[Data excerpts]

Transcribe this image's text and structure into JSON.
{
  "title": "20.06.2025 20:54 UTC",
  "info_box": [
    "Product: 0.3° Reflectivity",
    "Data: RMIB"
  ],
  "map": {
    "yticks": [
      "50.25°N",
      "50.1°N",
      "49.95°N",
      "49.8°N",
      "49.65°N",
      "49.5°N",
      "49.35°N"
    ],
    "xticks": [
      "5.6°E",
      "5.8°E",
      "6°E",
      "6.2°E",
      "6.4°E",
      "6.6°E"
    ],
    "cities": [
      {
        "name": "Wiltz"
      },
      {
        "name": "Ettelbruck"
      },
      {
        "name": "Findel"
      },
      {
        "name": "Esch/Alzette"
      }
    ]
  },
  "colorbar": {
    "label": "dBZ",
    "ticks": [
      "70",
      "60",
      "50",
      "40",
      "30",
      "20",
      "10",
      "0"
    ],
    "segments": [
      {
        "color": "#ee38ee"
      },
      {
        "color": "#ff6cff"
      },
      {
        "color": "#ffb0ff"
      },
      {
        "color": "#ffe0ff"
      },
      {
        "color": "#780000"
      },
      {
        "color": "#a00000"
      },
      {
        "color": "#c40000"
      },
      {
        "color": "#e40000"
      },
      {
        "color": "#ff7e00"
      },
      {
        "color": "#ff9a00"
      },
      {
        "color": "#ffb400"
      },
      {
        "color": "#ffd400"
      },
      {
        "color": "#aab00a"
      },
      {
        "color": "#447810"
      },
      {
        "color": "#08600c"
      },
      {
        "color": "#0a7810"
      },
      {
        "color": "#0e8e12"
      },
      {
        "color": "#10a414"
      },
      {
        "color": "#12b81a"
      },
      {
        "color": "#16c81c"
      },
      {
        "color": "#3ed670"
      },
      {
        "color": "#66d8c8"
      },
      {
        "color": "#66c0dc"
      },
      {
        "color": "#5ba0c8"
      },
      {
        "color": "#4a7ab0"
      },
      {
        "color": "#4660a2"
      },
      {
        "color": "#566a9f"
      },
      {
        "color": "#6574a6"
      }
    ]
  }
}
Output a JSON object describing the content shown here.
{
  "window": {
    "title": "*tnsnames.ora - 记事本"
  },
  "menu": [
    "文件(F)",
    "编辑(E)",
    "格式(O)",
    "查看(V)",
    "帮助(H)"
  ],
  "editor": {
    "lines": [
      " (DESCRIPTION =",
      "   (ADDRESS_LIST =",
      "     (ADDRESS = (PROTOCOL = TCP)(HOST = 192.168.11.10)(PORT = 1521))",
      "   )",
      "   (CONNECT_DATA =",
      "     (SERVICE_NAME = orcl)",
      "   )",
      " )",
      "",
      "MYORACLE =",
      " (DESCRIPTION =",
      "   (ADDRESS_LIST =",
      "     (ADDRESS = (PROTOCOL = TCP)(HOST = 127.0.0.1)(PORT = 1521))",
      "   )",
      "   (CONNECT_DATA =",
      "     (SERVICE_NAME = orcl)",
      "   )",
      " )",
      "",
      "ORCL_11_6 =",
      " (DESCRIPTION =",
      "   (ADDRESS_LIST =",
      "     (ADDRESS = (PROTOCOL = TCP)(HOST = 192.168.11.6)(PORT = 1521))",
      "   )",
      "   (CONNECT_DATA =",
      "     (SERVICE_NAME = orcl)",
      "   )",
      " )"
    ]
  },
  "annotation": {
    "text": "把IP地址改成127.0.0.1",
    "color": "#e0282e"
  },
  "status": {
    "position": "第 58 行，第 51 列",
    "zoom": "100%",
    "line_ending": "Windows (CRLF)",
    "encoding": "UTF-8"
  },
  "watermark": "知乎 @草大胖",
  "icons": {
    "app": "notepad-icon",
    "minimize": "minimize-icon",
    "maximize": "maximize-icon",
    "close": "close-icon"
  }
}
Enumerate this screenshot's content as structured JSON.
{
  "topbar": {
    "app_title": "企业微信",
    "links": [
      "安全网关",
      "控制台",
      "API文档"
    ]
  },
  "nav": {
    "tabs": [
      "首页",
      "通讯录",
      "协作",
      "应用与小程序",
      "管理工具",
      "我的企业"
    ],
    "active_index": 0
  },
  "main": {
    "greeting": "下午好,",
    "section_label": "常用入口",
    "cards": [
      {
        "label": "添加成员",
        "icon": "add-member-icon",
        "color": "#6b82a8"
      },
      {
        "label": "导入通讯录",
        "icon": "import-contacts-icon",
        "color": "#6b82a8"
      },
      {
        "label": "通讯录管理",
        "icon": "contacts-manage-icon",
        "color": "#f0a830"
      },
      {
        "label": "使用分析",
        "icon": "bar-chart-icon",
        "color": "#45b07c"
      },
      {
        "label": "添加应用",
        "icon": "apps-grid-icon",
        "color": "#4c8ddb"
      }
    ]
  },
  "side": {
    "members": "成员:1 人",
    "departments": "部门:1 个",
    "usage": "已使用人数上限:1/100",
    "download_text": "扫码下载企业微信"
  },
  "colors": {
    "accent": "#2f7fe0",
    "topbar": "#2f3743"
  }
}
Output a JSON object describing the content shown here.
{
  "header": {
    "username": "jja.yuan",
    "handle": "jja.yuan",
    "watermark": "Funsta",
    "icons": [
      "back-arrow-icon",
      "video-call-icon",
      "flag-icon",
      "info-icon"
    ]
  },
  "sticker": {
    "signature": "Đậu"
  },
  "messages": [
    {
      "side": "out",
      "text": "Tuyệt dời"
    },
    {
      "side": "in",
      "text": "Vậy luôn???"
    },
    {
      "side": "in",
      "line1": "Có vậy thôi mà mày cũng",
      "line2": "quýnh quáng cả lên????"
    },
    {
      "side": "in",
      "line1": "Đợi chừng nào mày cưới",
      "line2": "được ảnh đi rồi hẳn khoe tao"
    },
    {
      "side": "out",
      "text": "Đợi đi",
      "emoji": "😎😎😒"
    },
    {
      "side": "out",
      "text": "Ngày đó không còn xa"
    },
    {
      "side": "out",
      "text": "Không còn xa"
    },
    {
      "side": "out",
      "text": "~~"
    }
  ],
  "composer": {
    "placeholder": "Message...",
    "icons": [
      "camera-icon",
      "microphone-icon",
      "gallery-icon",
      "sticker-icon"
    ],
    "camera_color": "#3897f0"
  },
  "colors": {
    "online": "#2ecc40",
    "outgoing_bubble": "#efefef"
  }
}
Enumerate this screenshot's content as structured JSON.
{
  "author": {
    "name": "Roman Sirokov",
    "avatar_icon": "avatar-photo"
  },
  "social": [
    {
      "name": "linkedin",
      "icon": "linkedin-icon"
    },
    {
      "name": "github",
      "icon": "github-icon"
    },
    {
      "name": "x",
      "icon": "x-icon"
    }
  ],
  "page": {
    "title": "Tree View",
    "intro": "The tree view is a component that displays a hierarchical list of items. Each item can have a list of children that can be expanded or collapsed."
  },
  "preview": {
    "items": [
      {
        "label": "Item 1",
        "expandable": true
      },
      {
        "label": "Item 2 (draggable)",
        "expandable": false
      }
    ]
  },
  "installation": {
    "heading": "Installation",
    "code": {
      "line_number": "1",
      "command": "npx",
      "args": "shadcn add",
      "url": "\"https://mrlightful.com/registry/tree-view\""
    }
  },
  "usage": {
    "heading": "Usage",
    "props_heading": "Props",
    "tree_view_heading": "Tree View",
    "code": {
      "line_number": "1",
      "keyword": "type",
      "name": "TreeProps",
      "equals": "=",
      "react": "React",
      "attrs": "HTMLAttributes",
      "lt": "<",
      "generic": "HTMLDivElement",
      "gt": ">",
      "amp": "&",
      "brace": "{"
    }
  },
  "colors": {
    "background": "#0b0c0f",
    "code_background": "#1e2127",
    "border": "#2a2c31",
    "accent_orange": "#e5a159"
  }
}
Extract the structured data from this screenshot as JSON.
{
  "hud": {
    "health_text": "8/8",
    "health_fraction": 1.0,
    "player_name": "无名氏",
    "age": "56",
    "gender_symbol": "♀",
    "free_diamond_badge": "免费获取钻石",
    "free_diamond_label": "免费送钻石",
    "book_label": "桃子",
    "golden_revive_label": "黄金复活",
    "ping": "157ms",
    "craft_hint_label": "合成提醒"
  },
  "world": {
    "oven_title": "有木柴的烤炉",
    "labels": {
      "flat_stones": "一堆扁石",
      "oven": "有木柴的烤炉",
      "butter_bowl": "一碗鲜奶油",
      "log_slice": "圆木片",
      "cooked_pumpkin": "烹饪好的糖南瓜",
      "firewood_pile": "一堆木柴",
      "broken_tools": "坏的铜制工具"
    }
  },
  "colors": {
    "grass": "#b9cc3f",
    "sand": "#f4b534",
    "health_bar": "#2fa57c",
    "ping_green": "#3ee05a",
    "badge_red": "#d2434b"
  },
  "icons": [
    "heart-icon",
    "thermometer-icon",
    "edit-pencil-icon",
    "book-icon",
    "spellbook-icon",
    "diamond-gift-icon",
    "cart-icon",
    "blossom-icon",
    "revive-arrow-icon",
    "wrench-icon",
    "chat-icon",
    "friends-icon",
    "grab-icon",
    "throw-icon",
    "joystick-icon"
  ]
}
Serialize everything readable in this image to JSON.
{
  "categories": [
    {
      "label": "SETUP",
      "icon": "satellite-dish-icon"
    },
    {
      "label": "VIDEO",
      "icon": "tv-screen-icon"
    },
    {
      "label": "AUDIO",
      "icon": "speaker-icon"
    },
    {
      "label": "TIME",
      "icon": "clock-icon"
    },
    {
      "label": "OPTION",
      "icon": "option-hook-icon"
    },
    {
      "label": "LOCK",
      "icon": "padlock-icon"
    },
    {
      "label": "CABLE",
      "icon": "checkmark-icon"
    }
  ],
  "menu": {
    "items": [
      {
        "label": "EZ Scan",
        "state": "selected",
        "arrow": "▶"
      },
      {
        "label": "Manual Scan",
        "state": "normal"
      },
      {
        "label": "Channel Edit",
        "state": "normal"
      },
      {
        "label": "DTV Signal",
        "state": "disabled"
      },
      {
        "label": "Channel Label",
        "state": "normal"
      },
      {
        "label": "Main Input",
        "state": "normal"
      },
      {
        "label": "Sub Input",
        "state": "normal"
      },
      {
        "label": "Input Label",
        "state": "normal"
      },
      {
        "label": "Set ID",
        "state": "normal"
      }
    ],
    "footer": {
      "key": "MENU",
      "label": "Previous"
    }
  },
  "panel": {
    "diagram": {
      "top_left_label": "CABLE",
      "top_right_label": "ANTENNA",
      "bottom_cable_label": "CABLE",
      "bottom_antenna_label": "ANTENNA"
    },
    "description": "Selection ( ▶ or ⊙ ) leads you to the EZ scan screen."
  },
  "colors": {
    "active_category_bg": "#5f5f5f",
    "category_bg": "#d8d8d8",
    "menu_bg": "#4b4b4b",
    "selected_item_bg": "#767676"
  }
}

DESCRIPTION OF THE TASK: Transcribe exactly the line containing "Serialize everything readable" and all remaining lines of the material, ending with the last one.

SOLUTION BELOW:
Serialize everything readable in this image to JSON.
{
  "categories": [
    {
      "label": "SETUP",
      "icon": "satellite-dish-icon"
    },
    {
      "label": "VIDEO",
      "icon": "tv-screen-icon"
    },
    {
      "label": "AUDIO",
      "icon": "speaker-icon"
    },
    {
      "label": "TIME",
      "icon": "clock-icon"
    },
    {
      "label": "OPTION",
      "icon": "option-hook-icon"
    },
    {
      "label": "LOCK",
      "icon": "padlock-icon"
    },
    {
      "label": "CABLE",
      "icon": "checkmark-icon"
    }
  ],
  "menu": {
    "items": [
      {
        "label": "EZ Scan",
        "state": "selected",
        "arrow": "▶"
      },
      {
        "label": "Manual Scan",
        "state": "normal"
      },
      {
        "label": "Channel Edit",
        "state": "normal"
      },
      {
        "label": "DTV Signal",
        "state": "disabled"
      },
      {
        "label": "Channel Label",
        "state": "normal"
      },
      {
        "label": "Main Input",
        "state": "normal"
      },
      {
        "label": "Sub Input",
        "state": "normal"
      },
      {
        "label": "Input Label",
        "state": "normal"
      },
      {
        "label": "Set ID",
        "state": "normal"
      }
    ],
    "footer": {
      "key": "MENU",
      "label": "Previous"
    }
  },
  "panel": {
    "diagram": {
      "top_left_label": "CABLE",
      "top_right_label": "ANTENNA",
      "bottom_cable_label": "CABLE",
      "bottom_antenna_label": "ANTENNA"
    },
    "description": "Selection ( ▶ or ⊙ ) leads you to the EZ scan screen."
  },
  "colors": {
    "active_category_bg": "#5f5f5f",
    "category_bg": "#d8d8d8",
    "menu_bg": "#4b4b4b",
    "selected_item_bg": "#767676"
  }
}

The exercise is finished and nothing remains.